> **Requirements**:
Lift out each line of the data that holds "image".

---------- Data for the task

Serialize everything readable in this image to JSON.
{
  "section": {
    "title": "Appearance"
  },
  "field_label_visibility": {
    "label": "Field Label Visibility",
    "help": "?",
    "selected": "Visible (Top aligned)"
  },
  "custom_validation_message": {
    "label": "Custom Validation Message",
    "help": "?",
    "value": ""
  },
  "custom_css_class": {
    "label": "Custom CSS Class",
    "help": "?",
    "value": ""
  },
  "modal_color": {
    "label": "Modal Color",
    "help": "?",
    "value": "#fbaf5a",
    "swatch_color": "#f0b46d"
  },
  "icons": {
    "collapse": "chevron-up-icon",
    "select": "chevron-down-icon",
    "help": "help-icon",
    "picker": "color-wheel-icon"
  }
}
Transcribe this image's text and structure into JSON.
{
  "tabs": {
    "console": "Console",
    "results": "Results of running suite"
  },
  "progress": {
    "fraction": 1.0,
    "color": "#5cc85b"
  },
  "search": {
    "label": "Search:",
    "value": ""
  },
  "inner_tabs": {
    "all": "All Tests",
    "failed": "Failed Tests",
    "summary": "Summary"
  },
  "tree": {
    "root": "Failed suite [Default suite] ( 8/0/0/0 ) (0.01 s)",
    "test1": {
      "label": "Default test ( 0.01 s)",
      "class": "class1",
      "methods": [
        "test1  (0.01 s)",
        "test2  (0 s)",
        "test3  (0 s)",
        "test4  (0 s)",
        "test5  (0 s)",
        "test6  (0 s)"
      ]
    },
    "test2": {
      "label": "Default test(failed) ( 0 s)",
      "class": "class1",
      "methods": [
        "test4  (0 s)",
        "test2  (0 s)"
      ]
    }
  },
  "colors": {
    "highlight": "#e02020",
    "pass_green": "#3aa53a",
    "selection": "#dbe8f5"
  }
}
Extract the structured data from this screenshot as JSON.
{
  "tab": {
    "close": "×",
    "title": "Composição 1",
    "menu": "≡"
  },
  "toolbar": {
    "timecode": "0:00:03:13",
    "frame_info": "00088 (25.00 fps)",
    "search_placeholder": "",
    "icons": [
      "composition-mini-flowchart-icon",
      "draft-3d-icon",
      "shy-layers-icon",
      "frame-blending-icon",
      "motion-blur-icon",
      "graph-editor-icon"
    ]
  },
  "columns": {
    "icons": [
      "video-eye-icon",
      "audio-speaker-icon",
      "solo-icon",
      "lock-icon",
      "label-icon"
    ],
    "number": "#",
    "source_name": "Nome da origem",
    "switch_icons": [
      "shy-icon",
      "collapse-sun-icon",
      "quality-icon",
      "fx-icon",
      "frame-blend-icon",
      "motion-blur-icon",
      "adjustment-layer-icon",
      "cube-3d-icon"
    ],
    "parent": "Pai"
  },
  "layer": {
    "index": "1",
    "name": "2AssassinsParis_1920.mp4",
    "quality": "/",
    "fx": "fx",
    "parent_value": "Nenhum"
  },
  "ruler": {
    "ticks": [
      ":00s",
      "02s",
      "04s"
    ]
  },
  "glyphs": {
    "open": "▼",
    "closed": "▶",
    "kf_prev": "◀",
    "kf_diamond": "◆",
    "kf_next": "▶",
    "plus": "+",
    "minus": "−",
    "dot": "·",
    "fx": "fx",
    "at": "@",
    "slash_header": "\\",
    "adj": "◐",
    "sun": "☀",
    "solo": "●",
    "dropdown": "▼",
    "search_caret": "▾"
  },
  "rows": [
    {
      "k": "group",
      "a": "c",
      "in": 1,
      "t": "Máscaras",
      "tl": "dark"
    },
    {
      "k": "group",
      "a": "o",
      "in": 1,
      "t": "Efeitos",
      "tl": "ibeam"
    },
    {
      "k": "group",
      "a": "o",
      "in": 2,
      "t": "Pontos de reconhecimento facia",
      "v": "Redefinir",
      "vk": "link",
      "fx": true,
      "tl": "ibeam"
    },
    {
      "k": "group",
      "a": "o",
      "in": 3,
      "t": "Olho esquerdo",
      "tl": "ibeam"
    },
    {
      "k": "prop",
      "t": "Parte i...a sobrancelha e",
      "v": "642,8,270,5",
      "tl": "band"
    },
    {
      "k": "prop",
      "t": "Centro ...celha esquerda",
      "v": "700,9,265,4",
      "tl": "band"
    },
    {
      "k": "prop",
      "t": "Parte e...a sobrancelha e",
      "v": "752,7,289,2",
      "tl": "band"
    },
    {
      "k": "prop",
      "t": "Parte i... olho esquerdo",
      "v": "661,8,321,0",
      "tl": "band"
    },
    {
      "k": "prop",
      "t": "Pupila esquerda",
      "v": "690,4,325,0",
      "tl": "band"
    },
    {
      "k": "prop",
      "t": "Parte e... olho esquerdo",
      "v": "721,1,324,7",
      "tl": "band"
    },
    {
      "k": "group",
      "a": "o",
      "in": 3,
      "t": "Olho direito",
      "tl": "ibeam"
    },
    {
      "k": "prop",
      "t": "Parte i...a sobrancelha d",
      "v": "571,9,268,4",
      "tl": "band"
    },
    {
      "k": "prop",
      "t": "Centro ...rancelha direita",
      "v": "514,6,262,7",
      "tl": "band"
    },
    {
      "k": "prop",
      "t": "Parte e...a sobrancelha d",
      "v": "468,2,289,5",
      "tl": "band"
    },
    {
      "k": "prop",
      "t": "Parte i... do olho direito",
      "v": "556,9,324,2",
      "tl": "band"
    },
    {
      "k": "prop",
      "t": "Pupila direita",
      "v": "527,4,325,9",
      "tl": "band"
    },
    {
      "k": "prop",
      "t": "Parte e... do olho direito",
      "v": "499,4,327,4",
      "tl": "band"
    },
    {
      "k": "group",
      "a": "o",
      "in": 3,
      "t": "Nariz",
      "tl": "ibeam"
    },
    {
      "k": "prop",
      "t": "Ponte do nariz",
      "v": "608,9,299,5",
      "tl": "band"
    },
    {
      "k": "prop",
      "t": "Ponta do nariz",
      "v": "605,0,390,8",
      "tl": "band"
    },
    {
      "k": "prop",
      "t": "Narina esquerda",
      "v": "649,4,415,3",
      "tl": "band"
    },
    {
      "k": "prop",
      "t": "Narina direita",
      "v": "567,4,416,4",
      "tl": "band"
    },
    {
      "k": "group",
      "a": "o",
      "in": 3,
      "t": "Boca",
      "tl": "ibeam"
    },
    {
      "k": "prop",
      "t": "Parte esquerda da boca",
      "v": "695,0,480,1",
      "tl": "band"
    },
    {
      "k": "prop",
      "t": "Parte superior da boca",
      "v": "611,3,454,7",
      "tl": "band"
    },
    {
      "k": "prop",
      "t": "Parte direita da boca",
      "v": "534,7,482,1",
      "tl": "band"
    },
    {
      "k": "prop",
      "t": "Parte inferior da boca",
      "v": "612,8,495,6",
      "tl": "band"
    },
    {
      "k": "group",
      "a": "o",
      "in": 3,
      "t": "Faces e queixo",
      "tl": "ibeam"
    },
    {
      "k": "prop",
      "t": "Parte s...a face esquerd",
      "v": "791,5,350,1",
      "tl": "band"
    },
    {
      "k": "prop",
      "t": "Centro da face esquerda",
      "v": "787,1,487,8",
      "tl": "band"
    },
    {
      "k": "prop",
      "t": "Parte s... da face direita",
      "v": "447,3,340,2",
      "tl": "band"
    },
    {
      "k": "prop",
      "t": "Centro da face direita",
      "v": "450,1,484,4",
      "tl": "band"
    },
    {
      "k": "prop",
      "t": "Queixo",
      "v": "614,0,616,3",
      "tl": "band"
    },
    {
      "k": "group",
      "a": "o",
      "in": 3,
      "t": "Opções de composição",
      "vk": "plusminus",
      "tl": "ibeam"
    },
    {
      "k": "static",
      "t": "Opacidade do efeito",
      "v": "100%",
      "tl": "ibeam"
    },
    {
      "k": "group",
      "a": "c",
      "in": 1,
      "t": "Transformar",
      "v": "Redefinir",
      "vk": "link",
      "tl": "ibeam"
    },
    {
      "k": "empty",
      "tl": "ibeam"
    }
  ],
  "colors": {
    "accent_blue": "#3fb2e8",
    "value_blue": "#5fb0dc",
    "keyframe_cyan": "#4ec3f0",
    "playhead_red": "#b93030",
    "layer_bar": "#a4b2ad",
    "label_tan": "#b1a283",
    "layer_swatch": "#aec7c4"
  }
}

--------------------

> **Solution to this task**:
Serialize everything readable in this image to JSON.
Transcribe this image's text and structure into JSON.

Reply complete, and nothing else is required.